Write out all entries word for word.

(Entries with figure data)
☆ ☆ ☆ ☆ ☆ ☆ ☆

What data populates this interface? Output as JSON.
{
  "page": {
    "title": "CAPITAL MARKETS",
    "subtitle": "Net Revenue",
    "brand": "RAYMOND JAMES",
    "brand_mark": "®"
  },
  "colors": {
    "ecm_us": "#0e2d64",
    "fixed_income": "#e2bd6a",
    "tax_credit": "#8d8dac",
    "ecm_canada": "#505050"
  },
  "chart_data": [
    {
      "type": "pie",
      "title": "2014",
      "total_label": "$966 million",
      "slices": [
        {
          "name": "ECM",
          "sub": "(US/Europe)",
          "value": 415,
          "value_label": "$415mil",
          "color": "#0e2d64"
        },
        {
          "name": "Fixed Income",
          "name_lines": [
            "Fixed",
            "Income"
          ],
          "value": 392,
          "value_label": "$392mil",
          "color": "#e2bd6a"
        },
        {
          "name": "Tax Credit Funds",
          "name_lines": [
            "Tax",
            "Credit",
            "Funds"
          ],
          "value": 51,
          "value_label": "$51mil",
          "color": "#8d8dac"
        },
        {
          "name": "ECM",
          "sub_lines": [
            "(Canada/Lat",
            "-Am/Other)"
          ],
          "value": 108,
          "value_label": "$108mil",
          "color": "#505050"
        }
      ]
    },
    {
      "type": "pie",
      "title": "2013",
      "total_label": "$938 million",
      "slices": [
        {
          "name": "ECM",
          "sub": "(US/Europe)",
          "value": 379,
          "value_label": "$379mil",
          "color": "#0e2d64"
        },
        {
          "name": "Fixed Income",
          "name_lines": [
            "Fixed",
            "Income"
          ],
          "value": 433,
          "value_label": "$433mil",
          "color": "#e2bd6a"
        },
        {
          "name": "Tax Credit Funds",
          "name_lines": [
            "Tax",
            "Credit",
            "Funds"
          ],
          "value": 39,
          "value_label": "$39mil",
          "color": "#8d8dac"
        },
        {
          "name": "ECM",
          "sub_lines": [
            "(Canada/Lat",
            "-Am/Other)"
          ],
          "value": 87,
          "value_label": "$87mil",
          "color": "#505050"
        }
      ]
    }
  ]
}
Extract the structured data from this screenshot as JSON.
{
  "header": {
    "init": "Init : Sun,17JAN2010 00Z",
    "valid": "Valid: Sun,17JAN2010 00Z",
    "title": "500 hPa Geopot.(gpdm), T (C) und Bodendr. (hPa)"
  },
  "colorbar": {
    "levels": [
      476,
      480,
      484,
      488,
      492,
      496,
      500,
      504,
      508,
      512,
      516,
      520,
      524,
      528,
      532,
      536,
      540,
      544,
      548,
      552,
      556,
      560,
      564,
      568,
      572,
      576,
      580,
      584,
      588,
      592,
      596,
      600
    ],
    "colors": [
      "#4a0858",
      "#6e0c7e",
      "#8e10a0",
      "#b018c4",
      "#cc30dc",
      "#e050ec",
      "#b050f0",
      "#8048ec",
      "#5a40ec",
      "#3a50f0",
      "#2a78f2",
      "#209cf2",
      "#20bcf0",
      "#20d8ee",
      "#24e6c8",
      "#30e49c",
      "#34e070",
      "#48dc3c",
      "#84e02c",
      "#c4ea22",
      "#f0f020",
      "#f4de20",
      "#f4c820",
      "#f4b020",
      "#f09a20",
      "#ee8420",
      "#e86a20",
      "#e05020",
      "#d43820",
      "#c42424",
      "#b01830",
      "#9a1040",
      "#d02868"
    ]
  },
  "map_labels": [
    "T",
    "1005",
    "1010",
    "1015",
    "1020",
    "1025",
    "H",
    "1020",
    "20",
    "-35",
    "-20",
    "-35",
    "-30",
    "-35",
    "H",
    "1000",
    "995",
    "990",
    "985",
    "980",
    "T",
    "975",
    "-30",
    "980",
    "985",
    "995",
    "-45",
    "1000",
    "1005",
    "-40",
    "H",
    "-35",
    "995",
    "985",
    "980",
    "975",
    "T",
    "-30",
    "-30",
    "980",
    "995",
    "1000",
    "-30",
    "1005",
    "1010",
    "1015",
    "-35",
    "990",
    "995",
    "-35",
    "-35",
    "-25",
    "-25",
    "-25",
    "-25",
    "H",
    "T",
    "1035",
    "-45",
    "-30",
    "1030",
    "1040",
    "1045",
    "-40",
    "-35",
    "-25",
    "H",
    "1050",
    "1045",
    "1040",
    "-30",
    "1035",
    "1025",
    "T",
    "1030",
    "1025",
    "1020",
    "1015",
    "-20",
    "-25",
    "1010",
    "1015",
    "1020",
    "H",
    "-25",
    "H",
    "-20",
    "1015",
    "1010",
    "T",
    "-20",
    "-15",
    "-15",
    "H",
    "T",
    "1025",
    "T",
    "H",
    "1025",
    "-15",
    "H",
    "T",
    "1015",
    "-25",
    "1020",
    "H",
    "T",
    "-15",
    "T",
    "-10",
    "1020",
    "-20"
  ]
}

☆ ☆ ☆ ☆ ☆ ☆ ☆

- COMPLETE OUTPUT:
What data populates this interface? Output as JSON.
{
  "page": {
    "title": "CAPITAL MARKETS",
    "subtitle": "Net Revenue",
    "brand": "RAYMOND JAMES",
    "brand_mark": "®"
  },
  "colors": {
    "ecm_us": "#0e2d64",
    "fixed_income": "#e2bd6a",
    "tax_credit": "#8d8dac",
    "ecm_canada": "#505050"
  },
  "chart_data": [
    {
      "type": "pie",
      "title": "2014",
      "total_label": "$966 million",
      "slices": [
        {
          "name": "ECM",
          "sub": "(US/Europe)",
          "value": 415,
          "value_label": "$415mil",
          "color": "#0e2d64"
        },
        {
          "name": "Fixed Income",
          "name_lines": [
            "Fixed",
            "Income"
          ],
          "value": 392,
          "value_label": "$392mil",
          "color": "#e2bd6a"
        },
        {
          "name": "Tax Credit Funds",
          "name_lines": [
            "Tax",
            "Credit",
            "Funds"
          ],
          "value": 51,
          "value_label": "$51mil",
          "color": "#8d8dac"
        },
        {
          "name": "ECM",
          "sub_lines": [
            "(Canada/Lat",
            "-Am/Other)"
          ],
          "value": 108,
          "value_label": "$108mil",
          "color": "#505050"
        }
      ]
    },
    {
      "type": "pie",
      "title": "2013",
      "total_label": "$938 million",
      "slices": [
        {
          "name": "ECM",
          "sub": "(US/Europe)",
          "value": 379,
          "value_label": "$379mil",
          "color": "#0e2d64"
        },
        {
          "name": "Fixed Income",
          "name_lines": [
            "Fixed",
            "Income"
          ],
          "value": 433,
          "value_label": "$433mil",
          "color": "#e2bd6a"
        },
        {
          "name": "Tax Credit Funds",
          "name_lines": [
            "Tax",
            "Credit",
            "Funds"
          ],
          "value": 39,
          "value_label": "$39mil",
          "color": "#8d8dac"
        },
        {
          "name": "ECM",
          "sub_lines": [
            "(Canada/Lat",
            "-Am/Other)"
          ],
          "value": 87,
          "value_label": "$87mil",
          "color": "#505050"
        }
      ]
    }
  ]
}
Extract the structured data from this screenshot as JSON.
{
  "header": {
    "init": "Init : Sun,17JAN2010 00Z",
    "valid": "Valid: Sun,17JAN2010 00Z",
    "title": "500 hPa Geopot.(gpdm), T (C) und Bodendr. (hPa)"
  },
  "colorbar": {
    "levels": [
      476,
      480,
      484,
      488,
      492,
      496,
      500,
      504,
      508,
      512,
      516,
      520,
      524,
      528,
      532,
      536,
      540,
      544,
      548,
      552,
      556,
      560,
      564,
      568,
      572,
      576,
      580,
      584,
      588,
      592,
      596,
      600
    ],
    "colors": [
      "#4a0858",
      "#6e0c7e",
      "#8e10a0",
      "#b018c4",
      "#cc30dc",
      "#e050ec",
      "#b050f0",
      "#8048ec",
      "#5a40ec",
      "#3a50f0",
      "#2a78f2",
      "#209cf2",
      "#20bcf0",
      "#20d8ee",
      "#24e6c8",
      "#30e49c",
      "#34e070",
      "#48dc3c",
      "#84e02c",
      "#c4ea22",
      "#f0f020",
      "#f4de20",
      "#f4c820",
      "#f4b020",
      "#f09a20",
      "#ee8420",
      "#e86a20",
      "#e05020",
      "#d43820",
      "#c42424",
      "#b01830",
      "#9a1040",
      "#d02868"
    ]
  },
  "map_labels": [
    "T",
    "1005",
    "1010",
    "1015",
    "1020",
    "1025",
    "H",
    "1020",
    "20",
    "-35",
    "-20",
    "-35",
    "-30",
    "-35",
    "H",
    "1000",
    "995",
    "990",
    "985",
    "980",
    "T",
    "975",
    "-30",
    "980",
    "985",
    "995",
    "-45",
    "1000",
    "1005",
    "-40",
    "H",
    "-35",
    "995",
    "985",
    "980",
    "975",
    "T",
    "-30",
    "-30",
    "980",
    "995",
    "1000",
    "-30",
    "1005",
    "1010",
    "1015",
    "-35",
    "990",
    "995",
    "-35",
    "-35",
    "-25",
    "-25",
    "-25",
    "-25",
    "H",
    "T",
    "1035",
    "-45",
    "-30",
    "1030",
    "1040",
    "1045",
    "-40",
    "-35",
    "-25",
    "H",
    "1050",
    "1045",
    "1040",
    "-30",
    "1035",
    "1025",
    "T",
    "1030",
    "1025",
    "1020",
    "1015",
    "-20",
    "-25",
    "1010",
    "1015",
    "1020",
    "H",
    "-25",
    "H",
    "-20",
    "1015",
    "1010",
    "T",
    "-20",
    "-15",
    "-15",
    "H",
    "T",
    "1025",
    "T",
    "H",
    "1025",
    "-15",
    "H",
    "T",
    "1015",
    "-25",
    "1020",
    "H",
    "T",
    "-15",
    "T",
    "-10",
    "1020",
    "-20"
  ]
}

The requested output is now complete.